Quarta-feira, 29 mai 2013 - 08h12
Por José Alberto Vivas Veloso
No ultimo 24 de maio um forte terremoto de magnitude 8.3 balançou a península Kamchatka, uma vasta e pouco conhecida região situada no oriente da Rússia. O tremor a 600 km de profundidade, sob o mar de Okhotsk, resultou da lenta movimentação – cerca de 80 mm/ano - das placas Americana e Eurasiana abaixo da placa do Pacífico.
Clique para ampliar Kamchatka é uma região de beleza incomum. São montanhas, vulcões, amplos vales, zonas geotérmicas, florestas e animais selvagens, como os maiores ursos marrons conhecidos. Sua densidade demográfica é muito baixa, o inverno é rigoroso e os ventos são fortes e constantes. Rios numerosos e topografia exuberante não igualam o encanto dos vulcões. Há mais de uma centena e 28 deles são ativos.
A península integra o Cinturão Circun-Pacífico, uma zona de violência que se estende por 48.000 km em volta do oceano Pacífico. Ali estão 75% de todos os vulcões continentais ativos da Terra e a maior parte dos terremotos do planeta, especialmente os sismos de maior magnitude, os conhecidos super-terremotos. No sul da península de Kamchatka aconteceu o quarto maior tremor do século 20 - magnitude 9.0, em 4/11/1952 - e desde 1923, foram registrados outros oito sismos com magnitude >= 8.3.
Passado o tempo o extravasamento de mais material vulcânico conectou as ilhas em um só corpo para, finalmente, ligá-lo a massa continental da Ásia. Com o contínuo deslocamento das placas tectônicas a península se vê afetada por intenso tectonismo.

[Registros do conjunto de dados]
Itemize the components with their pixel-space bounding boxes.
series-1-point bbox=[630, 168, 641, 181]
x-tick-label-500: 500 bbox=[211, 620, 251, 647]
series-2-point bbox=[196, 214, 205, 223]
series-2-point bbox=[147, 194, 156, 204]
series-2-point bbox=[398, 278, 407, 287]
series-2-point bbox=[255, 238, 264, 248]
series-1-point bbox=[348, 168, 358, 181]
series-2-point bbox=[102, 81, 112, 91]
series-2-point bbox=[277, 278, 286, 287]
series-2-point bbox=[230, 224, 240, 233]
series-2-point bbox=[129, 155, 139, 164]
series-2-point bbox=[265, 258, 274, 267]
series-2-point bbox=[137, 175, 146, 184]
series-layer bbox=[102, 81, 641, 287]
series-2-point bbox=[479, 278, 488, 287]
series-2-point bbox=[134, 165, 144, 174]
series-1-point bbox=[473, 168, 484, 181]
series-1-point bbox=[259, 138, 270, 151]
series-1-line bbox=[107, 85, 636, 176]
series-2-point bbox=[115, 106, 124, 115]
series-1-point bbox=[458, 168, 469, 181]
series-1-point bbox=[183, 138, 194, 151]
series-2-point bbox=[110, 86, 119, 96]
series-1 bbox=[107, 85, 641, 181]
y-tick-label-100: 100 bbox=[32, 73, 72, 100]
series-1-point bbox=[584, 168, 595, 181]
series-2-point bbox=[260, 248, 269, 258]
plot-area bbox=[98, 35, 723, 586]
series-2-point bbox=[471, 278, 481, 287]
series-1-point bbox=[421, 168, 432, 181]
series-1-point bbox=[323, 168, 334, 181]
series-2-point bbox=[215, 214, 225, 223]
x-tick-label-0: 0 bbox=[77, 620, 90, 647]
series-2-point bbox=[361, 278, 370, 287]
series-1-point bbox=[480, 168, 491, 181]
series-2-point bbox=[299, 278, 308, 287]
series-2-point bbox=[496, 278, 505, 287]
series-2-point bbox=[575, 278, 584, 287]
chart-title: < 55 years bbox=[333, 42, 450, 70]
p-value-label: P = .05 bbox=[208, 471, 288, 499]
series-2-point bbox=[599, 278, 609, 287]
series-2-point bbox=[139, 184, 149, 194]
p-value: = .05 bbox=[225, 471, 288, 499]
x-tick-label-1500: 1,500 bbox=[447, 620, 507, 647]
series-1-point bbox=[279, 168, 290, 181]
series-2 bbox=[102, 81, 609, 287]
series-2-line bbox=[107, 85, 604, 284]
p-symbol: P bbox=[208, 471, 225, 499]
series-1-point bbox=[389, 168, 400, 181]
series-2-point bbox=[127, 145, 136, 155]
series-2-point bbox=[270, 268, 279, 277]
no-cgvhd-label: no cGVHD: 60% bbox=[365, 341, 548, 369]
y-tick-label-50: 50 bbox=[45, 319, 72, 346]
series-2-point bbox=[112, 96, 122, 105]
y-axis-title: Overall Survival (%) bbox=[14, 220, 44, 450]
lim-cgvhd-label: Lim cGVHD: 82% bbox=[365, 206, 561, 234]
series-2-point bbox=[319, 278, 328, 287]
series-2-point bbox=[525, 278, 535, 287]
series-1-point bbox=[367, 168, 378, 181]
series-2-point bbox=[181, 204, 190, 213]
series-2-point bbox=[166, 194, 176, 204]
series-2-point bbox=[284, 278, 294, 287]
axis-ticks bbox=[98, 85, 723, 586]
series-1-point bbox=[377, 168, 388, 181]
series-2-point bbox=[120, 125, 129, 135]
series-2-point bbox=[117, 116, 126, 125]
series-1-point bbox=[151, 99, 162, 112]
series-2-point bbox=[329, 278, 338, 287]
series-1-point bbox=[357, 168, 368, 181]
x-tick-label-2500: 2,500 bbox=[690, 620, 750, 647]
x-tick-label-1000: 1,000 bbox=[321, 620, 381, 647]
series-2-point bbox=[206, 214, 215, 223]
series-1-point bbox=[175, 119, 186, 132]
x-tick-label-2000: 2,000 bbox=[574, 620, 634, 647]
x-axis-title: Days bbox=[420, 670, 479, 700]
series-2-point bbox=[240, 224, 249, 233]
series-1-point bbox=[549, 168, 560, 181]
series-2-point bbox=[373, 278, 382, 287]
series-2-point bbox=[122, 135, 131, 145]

● **INSTRUÇÃO 1**
Transcreva literalmente a parte do texto sobre a península de Kamchatka que começa com as palavras "A península integra" e termina com "por intenso tectonismo.".
● **INSTRUÇÃO 2**
Dê seguimento ao texto sobre a península de Kamchatka a partir do ponto em que ele termina.

● **RESPOSTA 1**
A península integra o Cinturão Circun-Pacífico, uma zona de violência que se estende por 48.000 km em volta do oceano Pacífico. Ali estão 75% de todos os vulcões continentais ativos da Terra e a maior parte dos terremotos do planeta, especialmente os sismos de maior magnitude, os conhecidos super-terremotos. No sul da península de Kamchatka aconteceu o quarto maior tremor do século 20 - magnitude 9.0, em 4/11/1952 - e desde 1923, foram registrados outros oito sismos com magnitude >= 8.3.
Passado o tempo o extravasamento de mais material vulcânico conectou as ilhas em um só corpo para, finalmente, ligá-lo a massa continental da Ásia. Com o contínuo deslocamento das placas tectônicas a península se vê afetada por intenso tectonismo.

● **RESPOSTA 2**
Na oportunidade recebi um irrecusável convite para juntar-me a uma expedição de cientistas russos para uma viagem de mil quilômetros, durante três dias. Ela foi feita de helicóptero e o alvo eram os vulcões. Com voos rasantes crateras e paredões pareciam ao alcance das mãos e até cheiro de enxofre entrava pela escotilha da cabine. Sucediam-se cones nevados, crateras fumegantes e edifícios vulcânicos despidos de vegetação e cobertos de lavas escuras. Pairamos acima da cratera do Maly Semiachik, que se eleva a 1.560 m de altura. Conhecido como vulcão do Lago Azul, sua cratera formada há 400 anos agora esta preenchida por água de cor azul-turquesa. Do chão vimos o maior e mais ativo dos vulcões da península, o Kliuchevskoi com o cume beirando os cinco mil metros. O sul de Kamchatka não esta tão longe do Japão e tal distância parece poder ser percorrida quase que "pulando", de um a outro ponto, ao longo do arco de ilhas das Kurilas. Para o nordeste, a península mistura-se com o limite oriental do território russo e é bem ali que o estreito de Bering mais se afina. Surpreendente. Apenas um pedacinho de mar separa a Rússia do Alaska. Tal posicionamento geográfico concedeu imensa importância estratégica a Kamchatka, particularmente no período da Guerra Fria.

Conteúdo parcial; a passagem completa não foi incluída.